> **Tarefa 1**
Reescreva o trecho do texto de leitura começando em "Desnecessário dizer que" e terminando em "mestre Deolindo Couto.", substituindo "protocolos" por "diretrizes".
> **Tarefa 2**
Segundo o texto de leitura, o que os dois pacientes escreveram no papel que lhes foi oferecido?

> **Texto de leitura**
¨ Alguém que tenha aprendido adequadamente os sintomas de hemorragia cerebral, da uremia etc.., achará os problemas virados ao contrário quando chegar ao leito do doente. Os diversos tipos de casos parecem-se muito â beira do leito. A questão aí não é, por exemplo. ¨ Dê-me os sintomas da hemorragia cerebral, da uremia, etc.¨… A questão ao leito é: Aqui está um homem numa crise – o que há com ele?… pois ao leito, um médico tem que ser original, tem que pensar por si mesmo. ¨
Outro dia conversava com o Dr. Helder Gross, colega médico de renomado saber e primorosa ética, formado como eu já há algum tempo, sobre a prática médica de hoje e aquela dos tempos das Enfermarias da Santa Casa no Castelo ou do Hospital Pinel na Urca no Rio de Janeiro. E entre uma e outra recordação lembrei-me dos seguintes episódios:
Médico Interno da Enfermaria B do Hospital Pinel fui um dia chamado por um Médico Residente de Psiquiatria para examinar um paciente que veio transferido de outro hospital e diagnosticado como esquizofrênico. O que instara o colega a solicitar ajuda fora o fato do paciente se encontrar há meses na enfermaria sem falar e quando incentivado a fazê-lo não conseguia e expressava um humor irritadiço. No prontuário lia-se: ¨paciente não fala¨, negativismo, mutismo, paciente irritado..,
Recentemente fui chamado às duas horas da madrugada para examinar um paciente na Unidade de Emergência do HGR. Na solicitação estava escrito em letra praticamente ininteligível, somente: ¨paciente não fala¨, ¨chamar o psiquiatra¨.
Lembro-me que em ambos os casos, após a anamnese inicial e exame físico, escrevi um pequeno cartaz que mostrei aos pacientes onde se lia: o que está acontecendo com o senhor? De posse de papel e caneta que lhes ofereci escreveram: não consigo falar.
Desnecessário dizer que não chamei o colega neurologista àquelas horas. Nos dois eventos sem nem mesmo necessitar de um exame neurológico apurado acabei por chegar a uma H.D. de Síndrome de Wernicke provávelmente afetando a 44ª área de Broca.
A clínica qualquer que seja a especialidade médica exige mais do que seguir protocolos ou computar sintomas como nos ensinou o grande pioneiro da neurologia inglesa do século XIX, John Huglings Jackson autor das palavras introdutórias desse artigo e também o nosso inesquecível mestre Deolindo Couto.
De você meu caro doutor (leitor) aguardo resposta a interrogação que titula a matéria.

> **Registros de dados**
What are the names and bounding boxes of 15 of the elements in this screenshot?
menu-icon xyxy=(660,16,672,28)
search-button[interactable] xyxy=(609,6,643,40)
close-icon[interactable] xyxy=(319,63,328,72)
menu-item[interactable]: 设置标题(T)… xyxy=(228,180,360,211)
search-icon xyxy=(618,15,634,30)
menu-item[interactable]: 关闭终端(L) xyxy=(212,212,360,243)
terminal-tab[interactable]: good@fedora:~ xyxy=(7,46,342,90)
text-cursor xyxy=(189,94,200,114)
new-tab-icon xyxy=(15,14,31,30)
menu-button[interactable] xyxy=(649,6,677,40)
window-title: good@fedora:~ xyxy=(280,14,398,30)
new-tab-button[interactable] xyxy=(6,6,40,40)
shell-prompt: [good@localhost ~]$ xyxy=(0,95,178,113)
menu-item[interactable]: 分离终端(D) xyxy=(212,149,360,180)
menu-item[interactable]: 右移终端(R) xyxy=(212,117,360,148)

> **Solução do exercício 1**
Desnecessário dizer que não chamei o colega neurologista àquelas horas. Nos dois eventos sem nem mesmo necessitar de um exame neurológico apurado acabei por chegar a uma H.D. de Síndrome de Wernicke provávelmente afetando a 44ª área de Broca.
A clínica qualquer que seja a especialidade médica exige mais do que seguir diretrizes ou computar sintomas como nos ensinou o grande pioneiro da neurologia inglesa do século XIX, John Huglings Jackson autor das palavras introdutórias desse artigo e também o nosso inesquecível mestre Deolindo Couto.

> **Solução do exercício 2**
Escreveram: "não consigo falar".